— begin —

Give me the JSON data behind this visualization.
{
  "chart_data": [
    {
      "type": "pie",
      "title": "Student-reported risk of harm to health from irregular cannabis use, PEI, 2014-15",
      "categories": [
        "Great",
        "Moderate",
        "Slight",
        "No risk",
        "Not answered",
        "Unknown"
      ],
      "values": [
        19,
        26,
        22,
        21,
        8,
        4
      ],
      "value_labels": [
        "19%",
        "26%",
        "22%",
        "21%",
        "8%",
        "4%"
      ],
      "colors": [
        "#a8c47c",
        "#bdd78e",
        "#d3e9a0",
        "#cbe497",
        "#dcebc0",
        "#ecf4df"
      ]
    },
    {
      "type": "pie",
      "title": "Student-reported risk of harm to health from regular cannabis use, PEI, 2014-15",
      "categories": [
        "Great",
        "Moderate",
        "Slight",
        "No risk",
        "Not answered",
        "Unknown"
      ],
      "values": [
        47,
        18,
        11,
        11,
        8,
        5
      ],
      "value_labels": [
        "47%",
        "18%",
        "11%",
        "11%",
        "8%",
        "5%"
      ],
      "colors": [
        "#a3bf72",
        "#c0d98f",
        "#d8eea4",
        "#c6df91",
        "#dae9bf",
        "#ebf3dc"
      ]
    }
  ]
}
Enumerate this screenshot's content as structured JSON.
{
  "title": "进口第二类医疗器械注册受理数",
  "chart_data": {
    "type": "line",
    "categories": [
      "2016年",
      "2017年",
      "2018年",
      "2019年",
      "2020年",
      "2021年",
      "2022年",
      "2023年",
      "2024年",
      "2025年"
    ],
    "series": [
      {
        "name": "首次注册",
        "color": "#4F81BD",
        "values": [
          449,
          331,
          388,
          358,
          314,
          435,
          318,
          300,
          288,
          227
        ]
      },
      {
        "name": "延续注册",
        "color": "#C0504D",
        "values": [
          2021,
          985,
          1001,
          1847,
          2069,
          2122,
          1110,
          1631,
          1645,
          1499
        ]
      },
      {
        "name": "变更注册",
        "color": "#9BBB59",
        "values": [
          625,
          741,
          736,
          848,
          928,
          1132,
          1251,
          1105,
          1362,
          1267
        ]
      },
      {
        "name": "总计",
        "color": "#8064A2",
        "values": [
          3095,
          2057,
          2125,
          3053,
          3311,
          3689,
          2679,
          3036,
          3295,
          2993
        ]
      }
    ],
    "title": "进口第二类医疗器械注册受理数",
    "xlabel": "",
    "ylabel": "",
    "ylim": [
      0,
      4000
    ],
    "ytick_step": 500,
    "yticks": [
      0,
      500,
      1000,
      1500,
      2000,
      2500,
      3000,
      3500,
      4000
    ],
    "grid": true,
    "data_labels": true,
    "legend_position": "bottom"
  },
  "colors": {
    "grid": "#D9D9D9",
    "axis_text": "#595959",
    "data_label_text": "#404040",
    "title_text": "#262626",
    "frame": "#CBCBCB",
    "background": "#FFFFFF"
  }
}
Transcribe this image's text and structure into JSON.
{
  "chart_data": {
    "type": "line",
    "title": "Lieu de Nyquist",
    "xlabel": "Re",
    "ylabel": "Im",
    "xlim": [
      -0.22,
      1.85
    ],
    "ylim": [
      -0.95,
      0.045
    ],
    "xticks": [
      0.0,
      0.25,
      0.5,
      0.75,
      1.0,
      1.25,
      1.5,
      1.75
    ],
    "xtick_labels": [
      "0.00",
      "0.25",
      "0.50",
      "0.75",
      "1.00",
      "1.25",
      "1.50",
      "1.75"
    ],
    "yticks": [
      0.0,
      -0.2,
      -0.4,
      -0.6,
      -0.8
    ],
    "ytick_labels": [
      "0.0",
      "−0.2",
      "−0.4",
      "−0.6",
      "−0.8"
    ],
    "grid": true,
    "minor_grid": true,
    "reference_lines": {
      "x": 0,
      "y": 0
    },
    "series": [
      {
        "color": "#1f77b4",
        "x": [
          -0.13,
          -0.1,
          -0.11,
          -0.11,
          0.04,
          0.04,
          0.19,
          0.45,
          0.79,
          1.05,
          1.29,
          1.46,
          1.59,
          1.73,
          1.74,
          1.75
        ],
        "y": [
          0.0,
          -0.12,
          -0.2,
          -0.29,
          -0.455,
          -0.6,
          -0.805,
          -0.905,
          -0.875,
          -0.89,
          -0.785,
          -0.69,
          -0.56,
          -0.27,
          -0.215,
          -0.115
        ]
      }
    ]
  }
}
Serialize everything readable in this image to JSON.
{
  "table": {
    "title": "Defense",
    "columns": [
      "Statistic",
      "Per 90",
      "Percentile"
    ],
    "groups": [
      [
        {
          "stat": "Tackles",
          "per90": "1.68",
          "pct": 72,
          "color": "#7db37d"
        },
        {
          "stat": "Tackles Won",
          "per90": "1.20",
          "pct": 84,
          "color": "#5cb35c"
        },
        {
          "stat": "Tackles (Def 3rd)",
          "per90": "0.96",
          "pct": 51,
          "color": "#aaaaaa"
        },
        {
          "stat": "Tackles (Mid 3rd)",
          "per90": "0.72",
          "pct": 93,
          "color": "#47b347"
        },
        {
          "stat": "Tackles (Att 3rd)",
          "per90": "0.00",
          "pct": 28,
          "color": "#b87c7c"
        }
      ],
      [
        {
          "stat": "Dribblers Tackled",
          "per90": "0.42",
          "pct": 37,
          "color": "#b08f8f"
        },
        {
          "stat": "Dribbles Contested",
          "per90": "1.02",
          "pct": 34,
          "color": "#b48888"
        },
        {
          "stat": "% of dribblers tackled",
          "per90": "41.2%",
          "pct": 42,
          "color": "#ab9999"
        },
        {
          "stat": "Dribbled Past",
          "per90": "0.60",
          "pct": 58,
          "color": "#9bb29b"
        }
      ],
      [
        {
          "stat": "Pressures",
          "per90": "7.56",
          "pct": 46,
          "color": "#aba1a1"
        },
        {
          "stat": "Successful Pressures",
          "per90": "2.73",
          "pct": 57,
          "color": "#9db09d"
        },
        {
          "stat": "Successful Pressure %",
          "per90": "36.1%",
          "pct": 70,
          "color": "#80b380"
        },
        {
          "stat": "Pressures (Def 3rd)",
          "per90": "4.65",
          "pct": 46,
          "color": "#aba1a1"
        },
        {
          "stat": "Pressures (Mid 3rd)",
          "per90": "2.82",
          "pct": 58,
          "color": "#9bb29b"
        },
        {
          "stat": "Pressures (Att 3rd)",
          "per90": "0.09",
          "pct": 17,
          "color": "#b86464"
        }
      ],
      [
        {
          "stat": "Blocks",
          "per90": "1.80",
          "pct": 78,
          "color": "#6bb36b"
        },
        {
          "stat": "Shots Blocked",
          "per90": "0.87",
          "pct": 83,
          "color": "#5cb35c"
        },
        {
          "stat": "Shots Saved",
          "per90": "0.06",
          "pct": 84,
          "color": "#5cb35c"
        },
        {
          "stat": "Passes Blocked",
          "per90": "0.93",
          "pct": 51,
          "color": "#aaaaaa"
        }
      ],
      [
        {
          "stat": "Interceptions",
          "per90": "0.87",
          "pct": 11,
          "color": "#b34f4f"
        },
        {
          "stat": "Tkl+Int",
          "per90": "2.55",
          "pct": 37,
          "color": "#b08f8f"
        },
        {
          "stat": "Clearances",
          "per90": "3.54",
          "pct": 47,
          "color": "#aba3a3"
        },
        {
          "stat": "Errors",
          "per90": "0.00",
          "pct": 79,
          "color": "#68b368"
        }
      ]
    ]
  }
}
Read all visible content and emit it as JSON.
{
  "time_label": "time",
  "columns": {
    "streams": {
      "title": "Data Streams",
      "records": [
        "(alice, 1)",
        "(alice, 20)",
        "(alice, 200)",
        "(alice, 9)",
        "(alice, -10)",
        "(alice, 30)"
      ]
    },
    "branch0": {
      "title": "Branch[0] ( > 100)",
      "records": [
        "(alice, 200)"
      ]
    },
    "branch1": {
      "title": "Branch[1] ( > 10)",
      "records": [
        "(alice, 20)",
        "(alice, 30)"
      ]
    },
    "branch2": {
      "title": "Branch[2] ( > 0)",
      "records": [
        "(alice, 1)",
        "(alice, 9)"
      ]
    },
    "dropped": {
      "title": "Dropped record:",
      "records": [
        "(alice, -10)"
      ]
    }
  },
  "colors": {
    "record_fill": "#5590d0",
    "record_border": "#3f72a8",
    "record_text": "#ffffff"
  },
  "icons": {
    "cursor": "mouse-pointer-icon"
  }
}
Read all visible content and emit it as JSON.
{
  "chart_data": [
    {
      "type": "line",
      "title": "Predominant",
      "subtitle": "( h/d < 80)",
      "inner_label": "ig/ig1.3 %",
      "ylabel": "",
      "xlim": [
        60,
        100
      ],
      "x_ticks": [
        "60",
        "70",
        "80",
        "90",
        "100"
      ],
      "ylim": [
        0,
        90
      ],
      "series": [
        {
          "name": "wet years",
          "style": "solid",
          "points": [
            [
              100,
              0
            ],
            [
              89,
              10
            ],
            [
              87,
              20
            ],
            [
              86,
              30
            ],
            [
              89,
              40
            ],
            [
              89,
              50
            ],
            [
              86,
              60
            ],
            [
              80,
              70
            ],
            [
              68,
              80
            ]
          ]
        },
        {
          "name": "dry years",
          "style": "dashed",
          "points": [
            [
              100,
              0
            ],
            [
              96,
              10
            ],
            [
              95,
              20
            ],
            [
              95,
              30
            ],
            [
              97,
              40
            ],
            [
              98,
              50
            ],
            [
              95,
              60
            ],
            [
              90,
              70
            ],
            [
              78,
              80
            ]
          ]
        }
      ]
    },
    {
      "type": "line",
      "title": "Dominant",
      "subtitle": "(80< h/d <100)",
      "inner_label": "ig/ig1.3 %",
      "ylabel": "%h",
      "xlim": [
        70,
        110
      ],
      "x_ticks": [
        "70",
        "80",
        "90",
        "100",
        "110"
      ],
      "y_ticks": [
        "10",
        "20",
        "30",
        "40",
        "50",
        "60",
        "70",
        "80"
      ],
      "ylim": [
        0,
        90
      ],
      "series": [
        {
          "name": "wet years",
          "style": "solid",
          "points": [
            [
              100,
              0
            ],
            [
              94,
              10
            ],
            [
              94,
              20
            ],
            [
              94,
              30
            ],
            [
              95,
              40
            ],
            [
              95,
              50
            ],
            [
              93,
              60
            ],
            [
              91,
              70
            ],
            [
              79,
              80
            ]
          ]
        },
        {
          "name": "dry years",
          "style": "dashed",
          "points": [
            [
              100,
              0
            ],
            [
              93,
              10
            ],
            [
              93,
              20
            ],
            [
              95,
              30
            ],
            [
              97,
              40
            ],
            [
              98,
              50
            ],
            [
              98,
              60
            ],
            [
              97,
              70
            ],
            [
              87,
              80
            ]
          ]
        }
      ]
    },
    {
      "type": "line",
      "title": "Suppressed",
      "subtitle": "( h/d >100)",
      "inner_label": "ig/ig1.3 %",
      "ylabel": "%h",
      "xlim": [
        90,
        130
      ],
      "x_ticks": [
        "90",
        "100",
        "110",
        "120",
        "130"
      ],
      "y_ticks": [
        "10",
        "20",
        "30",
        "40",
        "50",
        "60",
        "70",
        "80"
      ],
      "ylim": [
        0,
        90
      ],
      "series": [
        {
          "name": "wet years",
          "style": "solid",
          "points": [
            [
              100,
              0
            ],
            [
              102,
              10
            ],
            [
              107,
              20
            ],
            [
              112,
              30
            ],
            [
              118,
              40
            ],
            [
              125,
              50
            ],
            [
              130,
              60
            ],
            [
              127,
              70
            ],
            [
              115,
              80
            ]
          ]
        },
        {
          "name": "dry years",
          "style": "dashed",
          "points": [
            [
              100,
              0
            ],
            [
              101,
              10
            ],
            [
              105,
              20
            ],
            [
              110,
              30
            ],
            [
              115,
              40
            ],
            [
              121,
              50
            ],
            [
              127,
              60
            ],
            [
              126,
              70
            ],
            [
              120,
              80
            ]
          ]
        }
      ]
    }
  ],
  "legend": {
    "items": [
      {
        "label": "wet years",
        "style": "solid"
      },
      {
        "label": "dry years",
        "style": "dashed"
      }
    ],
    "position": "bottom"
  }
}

— end —

From the entries above, extract every line where the word "Pressures" appears.

**Solution to the exercise:**
          "stat": "Pressures",
          "stat": "Successful Pressures",
          "stat": "Pressures (Def 3rd)",
          "stat": "Pressures (Mid 3rd)",
          "stat": "Pressures (Att 3rd)",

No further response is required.